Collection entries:
------------------------------------
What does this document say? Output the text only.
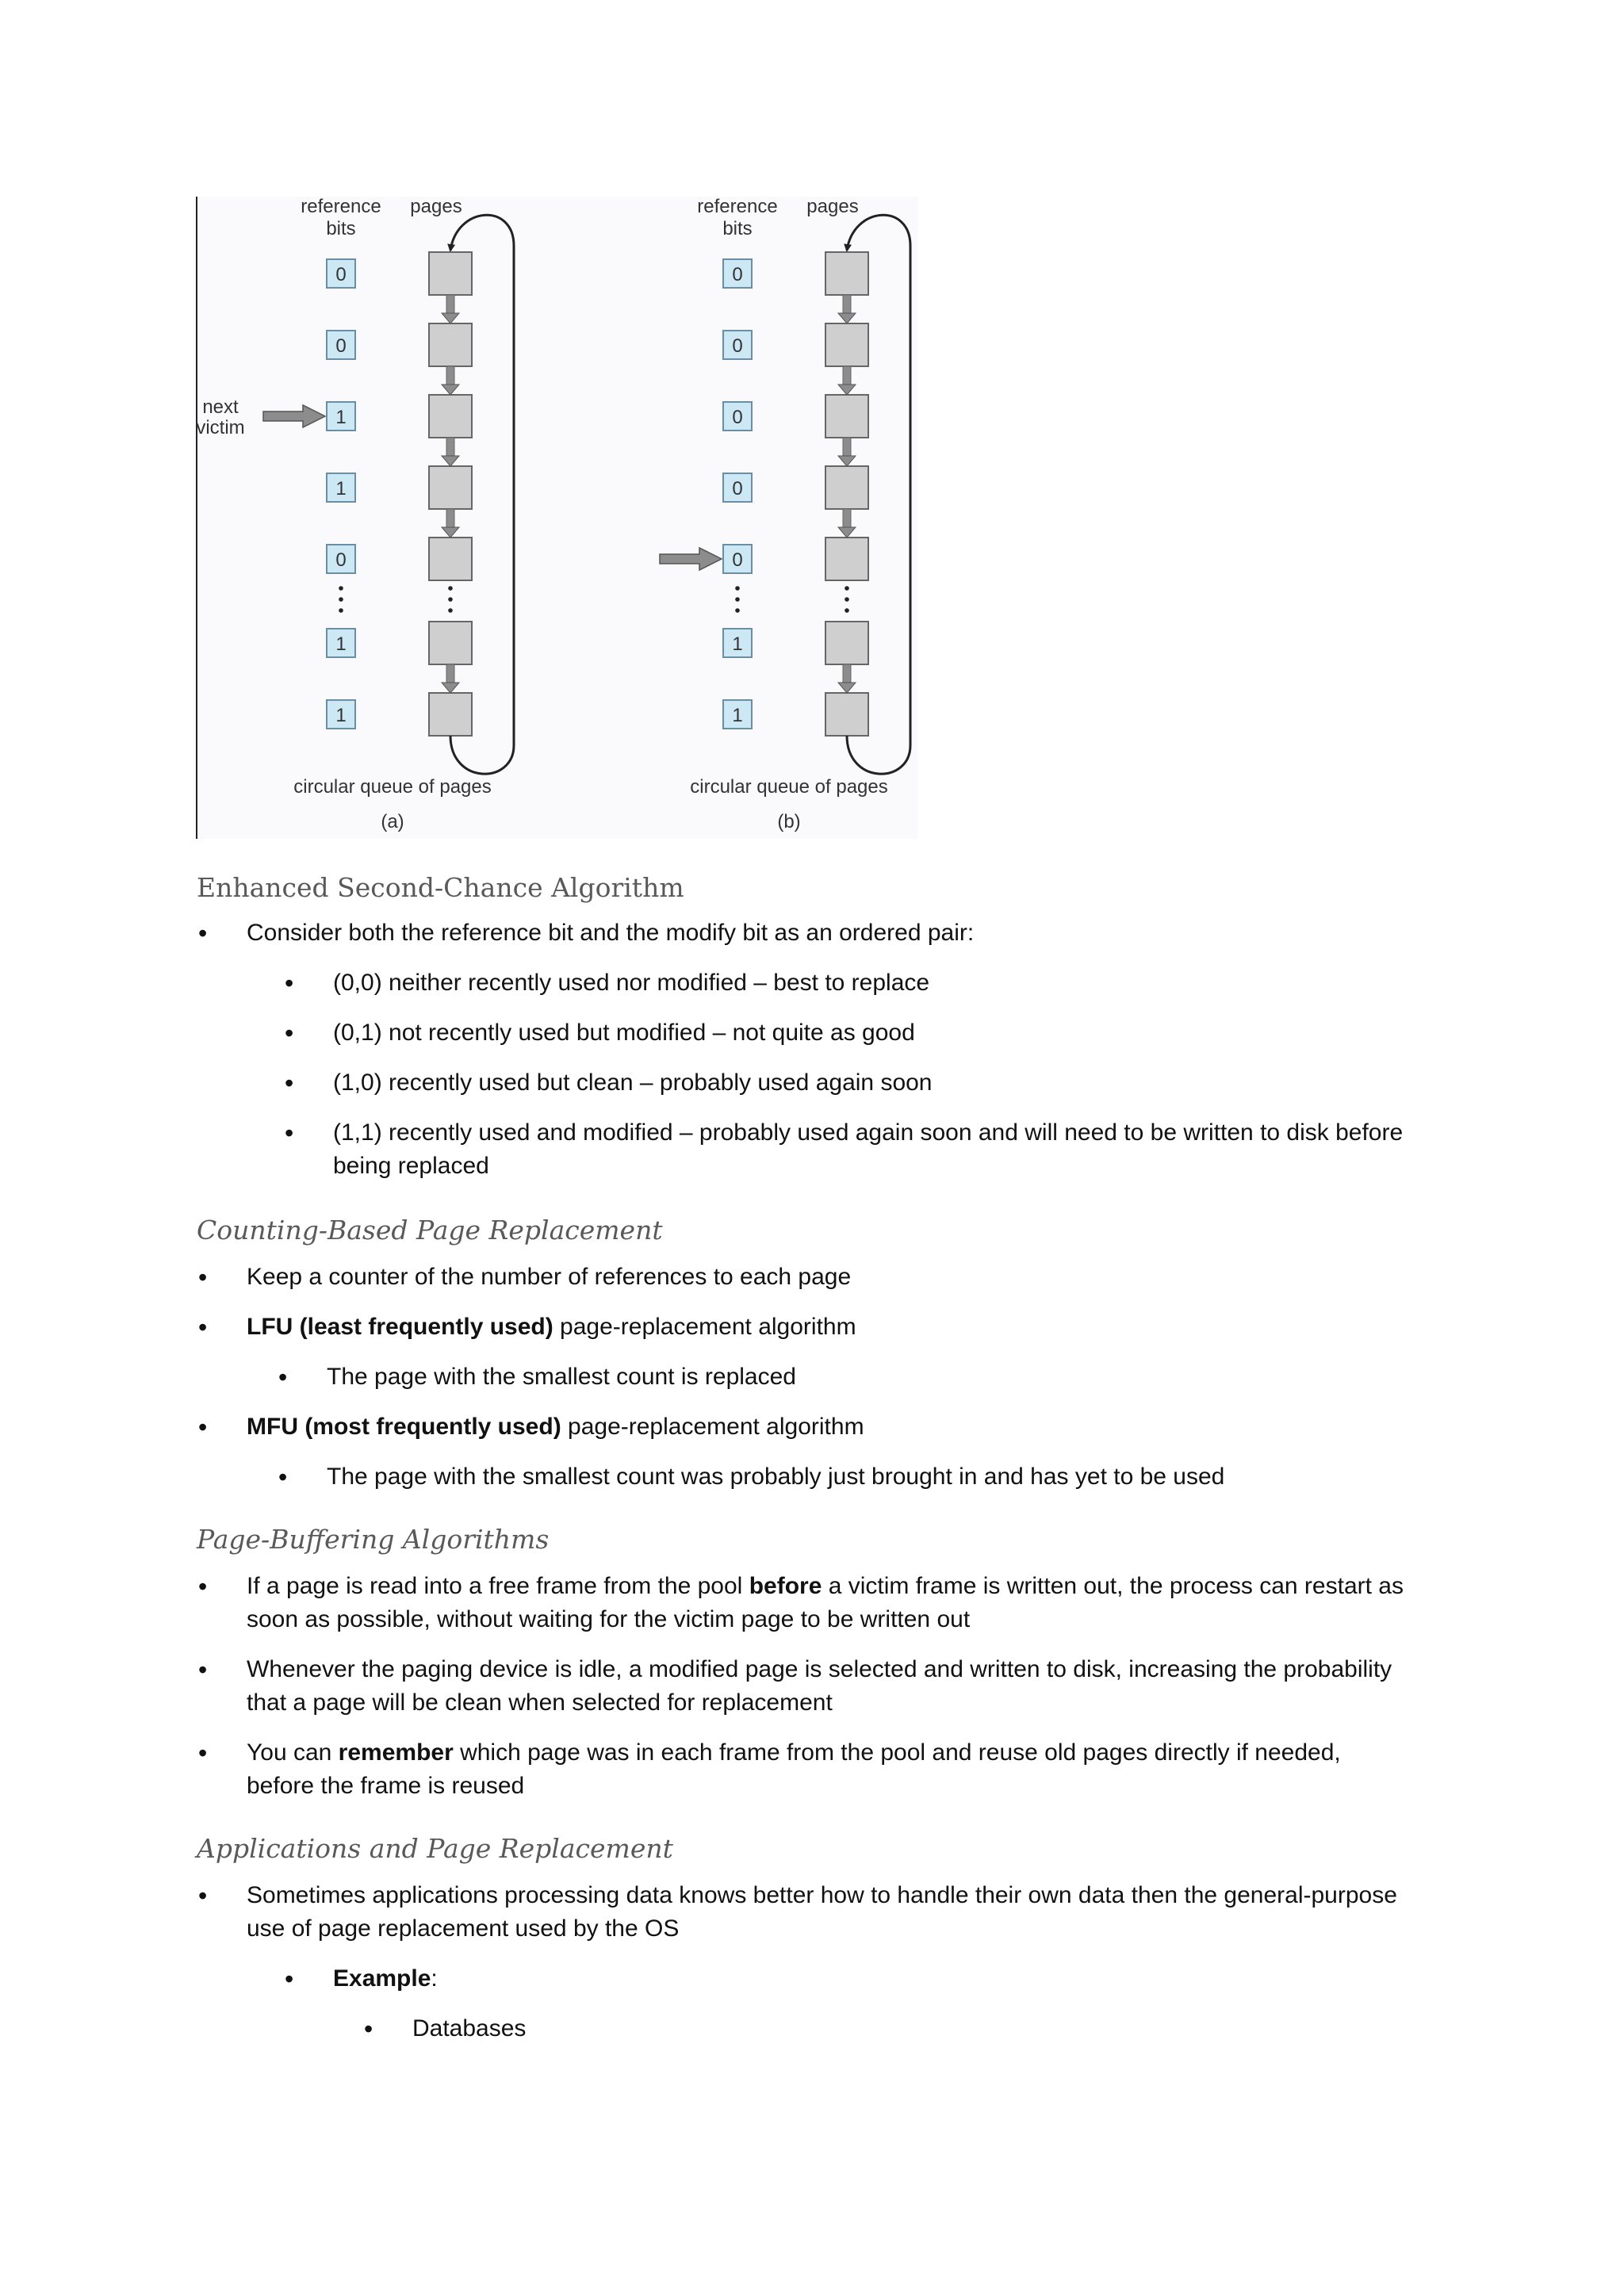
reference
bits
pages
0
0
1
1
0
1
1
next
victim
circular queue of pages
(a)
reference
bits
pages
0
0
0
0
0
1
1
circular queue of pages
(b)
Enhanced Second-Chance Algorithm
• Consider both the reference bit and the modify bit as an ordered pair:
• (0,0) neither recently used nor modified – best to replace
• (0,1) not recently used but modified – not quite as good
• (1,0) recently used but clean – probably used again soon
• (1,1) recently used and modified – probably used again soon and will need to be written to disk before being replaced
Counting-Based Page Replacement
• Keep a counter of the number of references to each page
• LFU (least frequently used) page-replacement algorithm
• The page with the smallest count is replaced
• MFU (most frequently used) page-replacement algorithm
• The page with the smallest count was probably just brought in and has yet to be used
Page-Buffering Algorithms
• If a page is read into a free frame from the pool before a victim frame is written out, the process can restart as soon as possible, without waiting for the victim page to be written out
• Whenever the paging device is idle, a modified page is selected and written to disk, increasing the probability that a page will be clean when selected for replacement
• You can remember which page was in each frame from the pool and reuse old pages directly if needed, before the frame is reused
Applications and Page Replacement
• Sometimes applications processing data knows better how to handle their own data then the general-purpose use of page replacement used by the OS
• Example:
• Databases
------------------------------------
Copy each line of the records precisely and drop any images they hold.

◆ WRITTEN ANSWER
What does this document say? Output the text only.
reference
bits
pages
0
0
1
1
0
1
1
next
victim
circular queue of pages
(a)
reference
bits
pages
0
0
0
0
0
1
1
circular queue of pages
(b)
Enhanced Second-Chance Algorithm
• Consider both the reference bit and the modify bit as an ordered pair:
• (0,0) neither recently used nor modified – best to replace
• (0,1) not recently used but modified – not quite as good
• (1,0) recently used but clean – probably used again soon
• (1,1) recently used and modified – probably used again soon and will need to be written to disk before being replaced
Counting-Based Page Replacement
• Keep a counter of the number of references to each page
• LFU (least frequently used) page-replacement algorithm
• The page with the smallest count is replaced
• MFU (most frequently used) page-replacement algorithm
• The page with the smallest count was probably just brought in and has yet to be used
Page-Buffering Algorithms
• If a page is read into a free frame from the pool before a victim frame is written out, the process can restart as soon as possible, without waiting for the victim page to be written out
• Whenever the paging device is idle, a modified page is selected and written to disk, increasing the probability that a page will be clean when selected for replacement
• You can remember which page was in each frame from the pool and reuse old pages directly if needed, before the frame is reused
Applications and Page Replacement
• Sometimes applications processing data knows better how to handle their own data then the general-purpose use of page replacement used by the OS
• Example:
• Databases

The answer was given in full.